Challenge: Copy out each line below that has the word "Routed" in it.

[Data records]

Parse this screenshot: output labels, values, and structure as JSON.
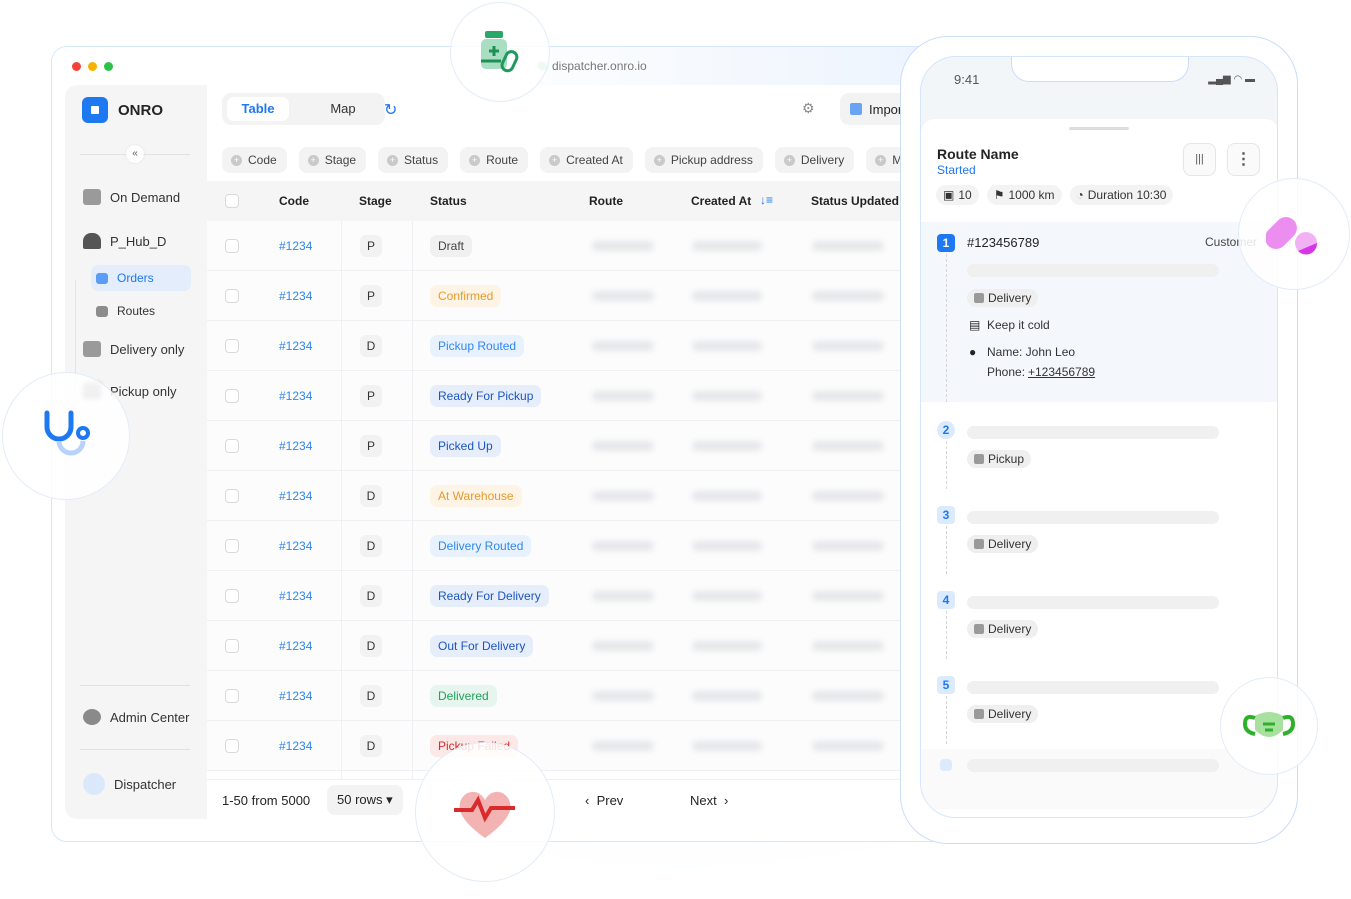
{
  "browser": {
    "url": "dispatcher.onro.io",
    "traffic_lights": [
      "#f44336",
      "#f5b300",
      "#2bc24a"
    ]
  },
  "sidebar": {
    "brand": "ONRO",
    "collapse_icon": "chevrons-left-icon",
    "items": [
      {
        "label": "On Demand",
        "icon": "box-icon"
      },
      {
        "label": "P_Hub_D",
        "icon": "warehouse-icon"
      },
      {
        "label": "Orders",
        "icon": "grid-icon",
        "active": true
      },
      {
        "label": "Routes",
        "icon": "grid-icon"
      },
      {
        "label": "Delivery only",
        "icon": "delivery-box-icon"
      },
      {
        "label": "Pickup only",
        "icon": "pickup-box-icon"
      }
    ],
    "admin": "Admin Center",
    "user": "Dispatcher"
  },
  "toolbar": {
    "tabs": [
      "Table",
      "Map"
    ],
    "active_tab": "Table",
    "import_label": "Import"
  },
  "filters": [
    "Code",
    "Stage",
    "Status",
    "Route",
    "Created At",
    "Pickup address",
    "Delivery",
    "M"
  ],
  "table": {
    "columns": [
      "Code",
      "Stage",
      "Status",
      "Route",
      "Created At",
      "Status Updated"
    ],
    "sort_column": "Created At",
    "rows": [
      {
        "code": "#1234",
        "stage": "P",
        "status": "Draft",
        "tone": "gray"
      },
      {
        "code": "#1234",
        "stage": "P",
        "status": "Confirmed",
        "tone": "orange"
      },
      {
        "code": "#1234",
        "stage": "D",
        "status": "Pickup Routed",
        "tone": "lightblue"
      },
      {
        "code": "#1234",
        "stage": "P",
        "status": "Ready For Pickup",
        "tone": "darkblue"
      },
      {
        "code": "#1234",
        "stage": "P",
        "status": "Picked Up",
        "tone": "darkblue"
      },
      {
        "code": "#1234",
        "stage": "D",
        "status": "At Warehouse",
        "tone": "orange"
      },
      {
        "code": "#1234",
        "stage": "D",
        "status": "Delivery Routed",
        "tone": "lightblue"
      },
      {
        "code": "#1234",
        "stage": "D",
        "status": "Ready For Delivery",
        "tone": "darkblue"
      },
      {
        "code": "#1234",
        "stage": "D",
        "status": "Out For Delivery",
        "tone": "darkblue"
      },
      {
        "code": "#1234",
        "stage": "D",
        "status": "Delivered",
        "tone": "green"
      },
      {
        "code": "#1234",
        "stage": "D",
        "status": "Pickup Failed",
        "tone": "red"
      }
    ]
  },
  "pagination": {
    "range": "1-50 from 5000",
    "rows_per_page": "50 rows",
    "prev": "Prev",
    "next": "Next"
  },
  "tones": {
    "gray": {
      "bg": "#f0f0f1",
      "fg": "#444444"
    },
    "orange": {
      "bg": "#fdf4e6",
      "fg": "#e89a2c"
    },
    "lightblue": {
      "bg": "#e8f2fe",
      "fg": "#2f86f0"
    },
    "darkblue": {
      "bg": "#e7eefb",
      "fg": "#1b55c2"
    },
    "green": {
      "bg": "#e6f6ee",
      "fg": "#1fa25a"
    },
    "red": {
      "bg": "#fde8e8",
      "fg": "#d92b2b"
    }
  },
  "phone": {
    "time": "9:41",
    "route_name": "Route Name",
    "route_status": "Started",
    "stats": {
      "stops": "10",
      "distance": "1000 km",
      "duration": "Duration 10:30"
    },
    "stops": [
      {
        "n": "1",
        "id": "#123456789",
        "customer": "Customer",
        "type": "Delivery",
        "note": "Keep it cold",
        "name": "Name: John Leo",
        "phone_label": "Phone:",
        "phone": "+123456789"
      },
      {
        "n": "2",
        "type": "Pickup"
      },
      {
        "n": "3",
        "type": "Delivery"
      },
      {
        "n": "4",
        "type": "Delivery"
      },
      {
        "n": "5",
        "type": "Delivery"
      }
    ]
  },
  "decor": [
    "medicine-bottle-icon",
    "stethoscope-icon",
    "heart-pulse-icon",
    "pills-icon",
    "face-mask-icon"
  ]
}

Solution to the problem:
        "status": "Pickup Routed",
        "status": "Delivery Routed",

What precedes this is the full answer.